_DATA RECORDS_
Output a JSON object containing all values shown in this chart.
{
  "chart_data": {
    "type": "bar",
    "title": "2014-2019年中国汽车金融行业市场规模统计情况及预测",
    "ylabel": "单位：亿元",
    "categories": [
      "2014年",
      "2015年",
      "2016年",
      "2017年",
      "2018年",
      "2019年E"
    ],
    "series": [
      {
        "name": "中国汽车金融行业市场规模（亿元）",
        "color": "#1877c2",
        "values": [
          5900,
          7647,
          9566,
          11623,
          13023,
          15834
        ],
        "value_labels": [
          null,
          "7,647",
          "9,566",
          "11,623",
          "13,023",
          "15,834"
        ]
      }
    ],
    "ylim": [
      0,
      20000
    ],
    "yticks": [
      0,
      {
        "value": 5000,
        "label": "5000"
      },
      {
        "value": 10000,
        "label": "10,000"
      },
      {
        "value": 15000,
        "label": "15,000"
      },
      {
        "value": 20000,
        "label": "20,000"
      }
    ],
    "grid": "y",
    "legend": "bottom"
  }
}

_WHAT THIS TASK INVOLVES_
Output the records exactly, including every line.

_EXPECTED OUTPUT_
Output a JSON object containing all values shown in this chart.
{
  "chart_data": {
    "type": "bar",
    "title": "2014-2019年中国汽车金融行业市场规模统计情况及预测",
    "ylabel": "单位：亿元",
    "categories": [
      "2014年",
      "2015年",
      "2016年",
      "2017年",
      "2018年",
      "2019年E"
    ],
    "series": [
      {
        "name": "中国汽车金融行业市场规模（亿元）",
        "color": "#1877c2",
        "values": [
          5900,
          7647,
          9566,
          11623,
          13023,
          15834
        ],
        "value_labels": [
          null,
          "7,647",
          "9,566",
          "11,623",
          "13,023",
          "15,834"
        ]
      }
    ],
    "ylim": [
      0,
      20000
    ],
    "yticks": [
      0,
      {
        "value": 5000,
        "label": "5000"
      },
      {
        "value": 10000,
        "label": "10,000"
      },
      {
        "value": 15000,
        "label": "15,000"
      },
      {
        "value": 20000,
        "label": "20,000"
      }
    ],
    "grid": "y",
    "legend": "bottom"
  }
}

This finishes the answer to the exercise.